** start **
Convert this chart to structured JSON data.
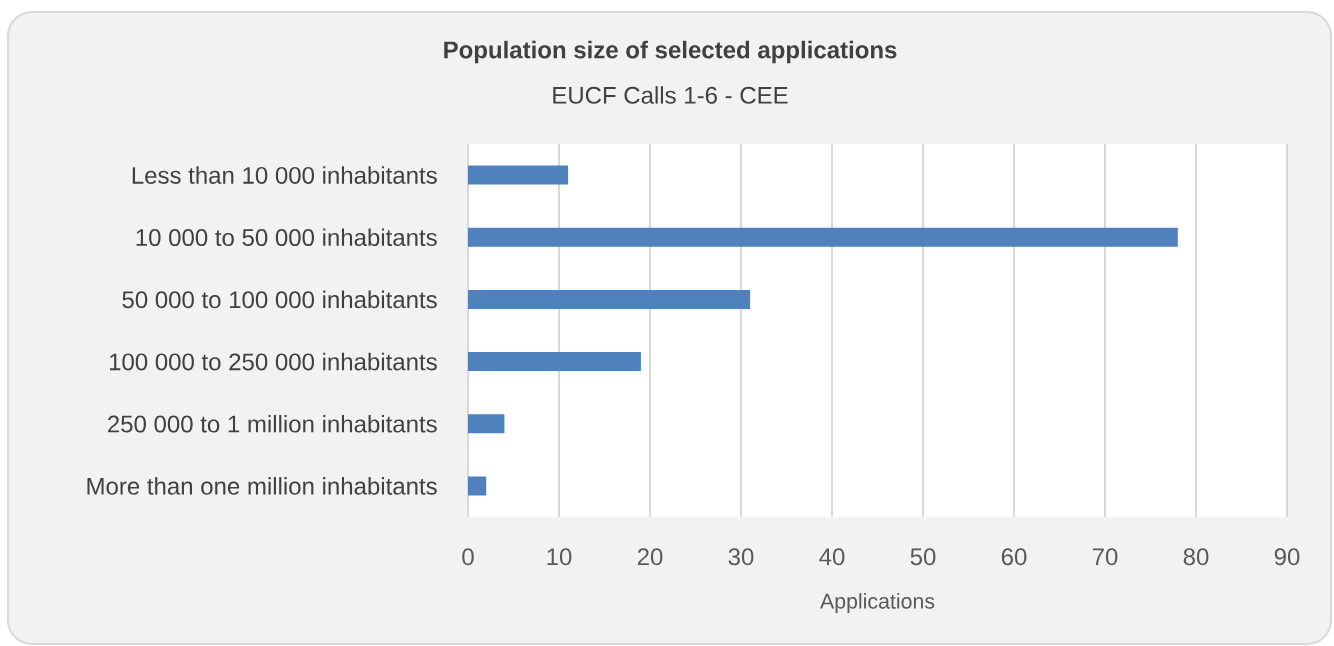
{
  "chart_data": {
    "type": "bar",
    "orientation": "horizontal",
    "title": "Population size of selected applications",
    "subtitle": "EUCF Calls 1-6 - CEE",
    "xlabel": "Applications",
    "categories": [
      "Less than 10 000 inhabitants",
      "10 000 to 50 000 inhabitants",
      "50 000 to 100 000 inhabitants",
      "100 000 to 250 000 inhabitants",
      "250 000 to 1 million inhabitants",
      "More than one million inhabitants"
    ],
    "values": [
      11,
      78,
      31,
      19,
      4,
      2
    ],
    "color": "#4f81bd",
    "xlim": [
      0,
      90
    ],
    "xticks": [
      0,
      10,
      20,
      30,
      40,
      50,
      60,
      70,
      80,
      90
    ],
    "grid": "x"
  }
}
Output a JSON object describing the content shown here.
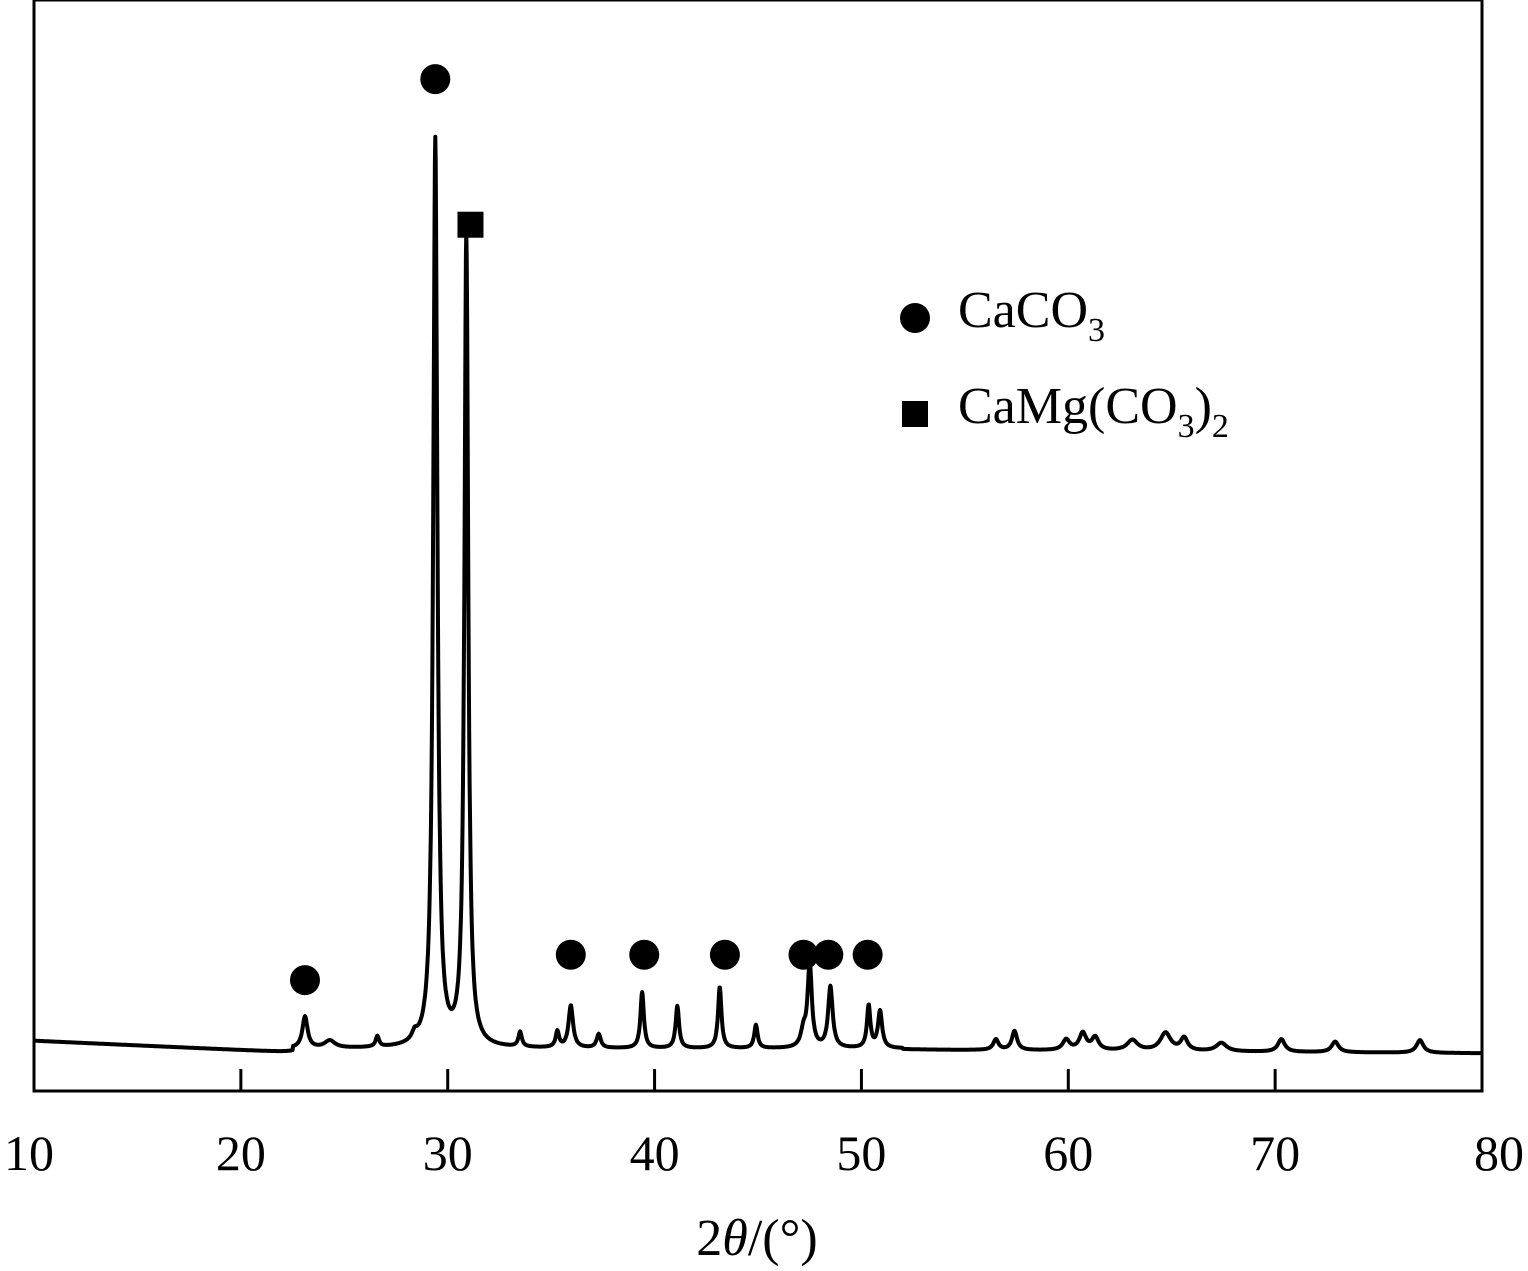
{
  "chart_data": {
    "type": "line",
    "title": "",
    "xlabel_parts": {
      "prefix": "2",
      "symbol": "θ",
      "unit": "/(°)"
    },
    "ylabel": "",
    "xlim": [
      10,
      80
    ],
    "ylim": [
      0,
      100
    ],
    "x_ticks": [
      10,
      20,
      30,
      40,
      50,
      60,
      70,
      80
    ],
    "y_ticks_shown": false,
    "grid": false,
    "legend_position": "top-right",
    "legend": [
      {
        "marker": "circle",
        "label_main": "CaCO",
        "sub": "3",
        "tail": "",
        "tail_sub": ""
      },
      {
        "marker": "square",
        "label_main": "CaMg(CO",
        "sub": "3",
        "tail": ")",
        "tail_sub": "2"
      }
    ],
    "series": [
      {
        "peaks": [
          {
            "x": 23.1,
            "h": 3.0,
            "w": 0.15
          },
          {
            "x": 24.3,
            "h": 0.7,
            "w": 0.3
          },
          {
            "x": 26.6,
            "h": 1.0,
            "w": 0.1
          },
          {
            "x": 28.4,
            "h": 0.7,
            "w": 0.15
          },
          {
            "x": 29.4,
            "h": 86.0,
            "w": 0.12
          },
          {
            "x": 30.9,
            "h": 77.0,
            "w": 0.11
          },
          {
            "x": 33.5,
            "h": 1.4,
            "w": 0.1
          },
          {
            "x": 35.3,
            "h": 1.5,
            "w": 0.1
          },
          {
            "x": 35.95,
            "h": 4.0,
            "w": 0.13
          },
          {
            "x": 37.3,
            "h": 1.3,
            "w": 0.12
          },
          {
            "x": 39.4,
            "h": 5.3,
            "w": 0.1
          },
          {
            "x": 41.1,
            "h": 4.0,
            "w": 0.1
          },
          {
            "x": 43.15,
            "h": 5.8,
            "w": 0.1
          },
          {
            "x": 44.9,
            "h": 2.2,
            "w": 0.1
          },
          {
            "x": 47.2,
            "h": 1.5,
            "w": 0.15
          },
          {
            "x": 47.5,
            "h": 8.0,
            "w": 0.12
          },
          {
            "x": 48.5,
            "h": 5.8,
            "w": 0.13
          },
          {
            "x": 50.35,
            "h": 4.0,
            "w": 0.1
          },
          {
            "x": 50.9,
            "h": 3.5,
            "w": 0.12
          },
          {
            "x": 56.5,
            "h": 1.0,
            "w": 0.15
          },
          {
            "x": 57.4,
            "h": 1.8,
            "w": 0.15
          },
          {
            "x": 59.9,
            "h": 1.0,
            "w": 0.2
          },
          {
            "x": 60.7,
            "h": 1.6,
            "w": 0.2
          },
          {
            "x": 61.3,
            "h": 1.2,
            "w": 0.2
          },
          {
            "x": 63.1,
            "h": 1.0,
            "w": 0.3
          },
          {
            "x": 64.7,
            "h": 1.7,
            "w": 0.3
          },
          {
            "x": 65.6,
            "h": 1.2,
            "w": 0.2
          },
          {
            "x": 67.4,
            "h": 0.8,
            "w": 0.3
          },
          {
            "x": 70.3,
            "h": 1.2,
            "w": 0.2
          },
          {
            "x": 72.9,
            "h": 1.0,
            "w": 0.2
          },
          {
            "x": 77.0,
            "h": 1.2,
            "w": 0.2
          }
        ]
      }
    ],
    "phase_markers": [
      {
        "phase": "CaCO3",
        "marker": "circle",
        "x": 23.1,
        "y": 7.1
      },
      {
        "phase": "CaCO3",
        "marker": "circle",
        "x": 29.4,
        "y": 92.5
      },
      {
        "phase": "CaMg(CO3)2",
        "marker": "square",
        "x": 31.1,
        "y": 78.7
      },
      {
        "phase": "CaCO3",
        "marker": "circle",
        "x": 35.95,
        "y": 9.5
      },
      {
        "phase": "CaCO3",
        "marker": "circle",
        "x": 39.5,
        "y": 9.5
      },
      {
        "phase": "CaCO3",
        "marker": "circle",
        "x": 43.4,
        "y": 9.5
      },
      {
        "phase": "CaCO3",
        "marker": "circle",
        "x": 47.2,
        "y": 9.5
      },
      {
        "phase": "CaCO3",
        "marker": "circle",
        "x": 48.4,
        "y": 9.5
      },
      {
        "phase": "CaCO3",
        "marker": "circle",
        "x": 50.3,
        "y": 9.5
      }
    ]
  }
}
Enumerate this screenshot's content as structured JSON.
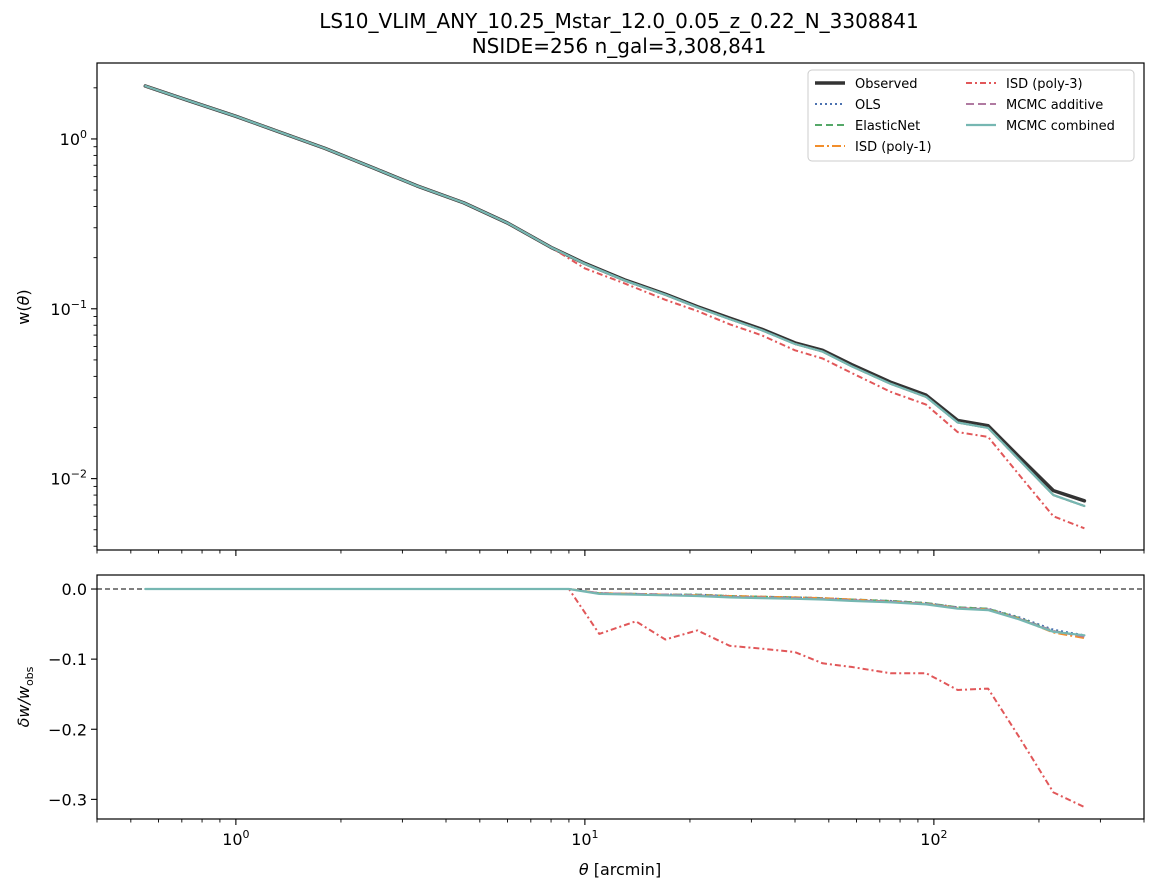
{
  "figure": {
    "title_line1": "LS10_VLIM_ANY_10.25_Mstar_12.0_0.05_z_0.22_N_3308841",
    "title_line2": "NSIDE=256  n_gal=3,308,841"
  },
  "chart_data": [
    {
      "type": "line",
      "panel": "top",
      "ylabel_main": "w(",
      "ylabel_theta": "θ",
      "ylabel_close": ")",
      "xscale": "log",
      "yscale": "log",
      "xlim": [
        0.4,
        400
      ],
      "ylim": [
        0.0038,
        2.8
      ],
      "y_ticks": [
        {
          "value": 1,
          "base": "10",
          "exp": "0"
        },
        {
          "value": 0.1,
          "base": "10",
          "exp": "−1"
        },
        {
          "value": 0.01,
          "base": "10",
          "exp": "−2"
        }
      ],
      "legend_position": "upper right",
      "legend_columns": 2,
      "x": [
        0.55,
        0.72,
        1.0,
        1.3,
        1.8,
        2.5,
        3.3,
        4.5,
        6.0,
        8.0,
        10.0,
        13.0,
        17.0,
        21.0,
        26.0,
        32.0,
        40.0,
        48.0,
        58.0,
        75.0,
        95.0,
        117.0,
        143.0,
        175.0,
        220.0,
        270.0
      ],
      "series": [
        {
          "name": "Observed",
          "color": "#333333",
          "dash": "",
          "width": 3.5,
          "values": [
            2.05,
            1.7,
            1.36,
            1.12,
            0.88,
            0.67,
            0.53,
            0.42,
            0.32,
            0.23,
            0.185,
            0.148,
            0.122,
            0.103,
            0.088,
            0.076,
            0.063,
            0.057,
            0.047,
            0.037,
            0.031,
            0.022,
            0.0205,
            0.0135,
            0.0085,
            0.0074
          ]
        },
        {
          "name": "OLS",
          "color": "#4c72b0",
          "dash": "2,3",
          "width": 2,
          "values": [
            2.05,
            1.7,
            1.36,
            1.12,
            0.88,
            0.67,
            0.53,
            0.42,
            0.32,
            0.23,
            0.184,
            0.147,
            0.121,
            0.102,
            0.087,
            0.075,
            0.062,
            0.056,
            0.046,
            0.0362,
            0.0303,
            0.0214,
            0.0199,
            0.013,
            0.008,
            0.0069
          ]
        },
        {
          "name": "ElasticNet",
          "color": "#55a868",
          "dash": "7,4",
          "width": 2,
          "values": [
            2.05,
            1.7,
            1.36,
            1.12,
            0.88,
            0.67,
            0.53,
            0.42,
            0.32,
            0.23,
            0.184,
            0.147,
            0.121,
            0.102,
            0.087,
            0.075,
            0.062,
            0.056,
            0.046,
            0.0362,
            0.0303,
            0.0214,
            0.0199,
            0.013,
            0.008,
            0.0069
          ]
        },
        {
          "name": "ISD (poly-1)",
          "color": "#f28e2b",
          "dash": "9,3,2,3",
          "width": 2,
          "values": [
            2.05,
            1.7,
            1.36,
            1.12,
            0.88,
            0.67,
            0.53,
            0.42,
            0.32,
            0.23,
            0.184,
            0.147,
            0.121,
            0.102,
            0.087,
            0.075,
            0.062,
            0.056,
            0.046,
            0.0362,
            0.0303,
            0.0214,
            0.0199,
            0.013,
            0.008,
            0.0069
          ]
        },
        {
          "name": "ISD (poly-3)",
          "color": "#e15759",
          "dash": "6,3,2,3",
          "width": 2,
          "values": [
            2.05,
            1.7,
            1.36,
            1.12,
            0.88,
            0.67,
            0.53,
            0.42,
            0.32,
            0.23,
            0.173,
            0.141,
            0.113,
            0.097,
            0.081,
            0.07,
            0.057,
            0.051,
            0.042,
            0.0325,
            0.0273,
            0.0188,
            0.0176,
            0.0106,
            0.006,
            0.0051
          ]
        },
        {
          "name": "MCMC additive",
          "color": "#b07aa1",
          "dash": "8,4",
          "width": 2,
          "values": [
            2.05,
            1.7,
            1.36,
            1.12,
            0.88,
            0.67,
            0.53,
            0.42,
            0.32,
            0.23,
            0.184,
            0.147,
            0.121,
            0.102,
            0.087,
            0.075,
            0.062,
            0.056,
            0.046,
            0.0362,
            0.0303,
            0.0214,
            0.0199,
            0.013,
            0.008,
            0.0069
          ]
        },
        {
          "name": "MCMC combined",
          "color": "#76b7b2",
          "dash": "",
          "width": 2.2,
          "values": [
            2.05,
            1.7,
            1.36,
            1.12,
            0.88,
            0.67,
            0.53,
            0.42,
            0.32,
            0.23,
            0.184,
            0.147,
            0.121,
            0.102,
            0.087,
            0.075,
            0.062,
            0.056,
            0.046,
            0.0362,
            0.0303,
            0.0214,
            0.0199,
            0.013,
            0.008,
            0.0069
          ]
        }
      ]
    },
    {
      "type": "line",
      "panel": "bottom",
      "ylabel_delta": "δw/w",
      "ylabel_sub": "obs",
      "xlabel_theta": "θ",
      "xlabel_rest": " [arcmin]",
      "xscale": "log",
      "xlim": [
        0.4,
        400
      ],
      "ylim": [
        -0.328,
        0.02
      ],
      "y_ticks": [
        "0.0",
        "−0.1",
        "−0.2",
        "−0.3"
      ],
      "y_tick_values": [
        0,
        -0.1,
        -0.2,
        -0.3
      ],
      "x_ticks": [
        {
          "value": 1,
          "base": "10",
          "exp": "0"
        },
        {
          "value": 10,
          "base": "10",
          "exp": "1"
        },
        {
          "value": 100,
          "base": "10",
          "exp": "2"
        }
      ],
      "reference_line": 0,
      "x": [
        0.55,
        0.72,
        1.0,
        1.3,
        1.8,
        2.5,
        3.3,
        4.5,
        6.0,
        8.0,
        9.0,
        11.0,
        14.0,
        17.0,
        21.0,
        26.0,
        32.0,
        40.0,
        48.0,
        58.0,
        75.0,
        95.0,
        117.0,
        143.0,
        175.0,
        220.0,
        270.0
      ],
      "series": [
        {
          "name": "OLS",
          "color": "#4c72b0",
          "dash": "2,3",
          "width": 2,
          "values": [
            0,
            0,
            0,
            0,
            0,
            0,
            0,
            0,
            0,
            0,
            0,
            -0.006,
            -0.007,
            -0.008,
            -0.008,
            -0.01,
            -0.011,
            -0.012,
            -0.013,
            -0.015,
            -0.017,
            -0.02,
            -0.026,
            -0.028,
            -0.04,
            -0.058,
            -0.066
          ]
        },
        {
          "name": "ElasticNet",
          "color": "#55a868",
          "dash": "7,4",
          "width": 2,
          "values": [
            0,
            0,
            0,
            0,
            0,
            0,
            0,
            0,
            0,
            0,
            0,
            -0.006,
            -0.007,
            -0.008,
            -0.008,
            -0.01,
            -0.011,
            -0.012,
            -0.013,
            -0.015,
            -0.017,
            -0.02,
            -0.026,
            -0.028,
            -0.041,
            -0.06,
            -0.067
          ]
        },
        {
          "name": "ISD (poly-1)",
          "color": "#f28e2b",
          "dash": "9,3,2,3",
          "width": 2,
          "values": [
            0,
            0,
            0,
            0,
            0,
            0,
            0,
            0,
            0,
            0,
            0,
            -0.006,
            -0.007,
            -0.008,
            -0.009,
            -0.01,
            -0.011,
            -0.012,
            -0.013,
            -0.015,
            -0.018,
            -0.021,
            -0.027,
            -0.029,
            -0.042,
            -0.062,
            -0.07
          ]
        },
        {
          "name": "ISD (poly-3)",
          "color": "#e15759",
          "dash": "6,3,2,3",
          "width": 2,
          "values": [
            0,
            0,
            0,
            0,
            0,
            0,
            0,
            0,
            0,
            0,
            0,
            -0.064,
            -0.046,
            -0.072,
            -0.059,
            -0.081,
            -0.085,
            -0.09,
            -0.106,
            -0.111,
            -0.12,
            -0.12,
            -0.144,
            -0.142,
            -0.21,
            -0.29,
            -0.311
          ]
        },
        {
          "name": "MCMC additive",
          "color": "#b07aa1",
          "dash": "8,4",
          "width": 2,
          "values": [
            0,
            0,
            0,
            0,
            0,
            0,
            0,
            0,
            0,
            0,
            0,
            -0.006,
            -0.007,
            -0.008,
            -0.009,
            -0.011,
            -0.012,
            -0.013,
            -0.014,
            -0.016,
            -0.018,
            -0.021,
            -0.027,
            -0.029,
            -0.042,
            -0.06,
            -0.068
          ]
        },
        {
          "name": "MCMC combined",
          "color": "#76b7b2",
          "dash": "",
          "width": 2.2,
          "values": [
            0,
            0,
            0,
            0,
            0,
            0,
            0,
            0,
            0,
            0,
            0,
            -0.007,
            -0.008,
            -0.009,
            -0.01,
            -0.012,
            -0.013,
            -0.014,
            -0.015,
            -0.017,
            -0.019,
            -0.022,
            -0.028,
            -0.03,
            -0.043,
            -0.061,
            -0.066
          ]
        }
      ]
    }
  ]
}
** end **
** PROBLEM **
Your answer should be a single number: how many lines in the data above include "type"?

** THE SOLUTION **
4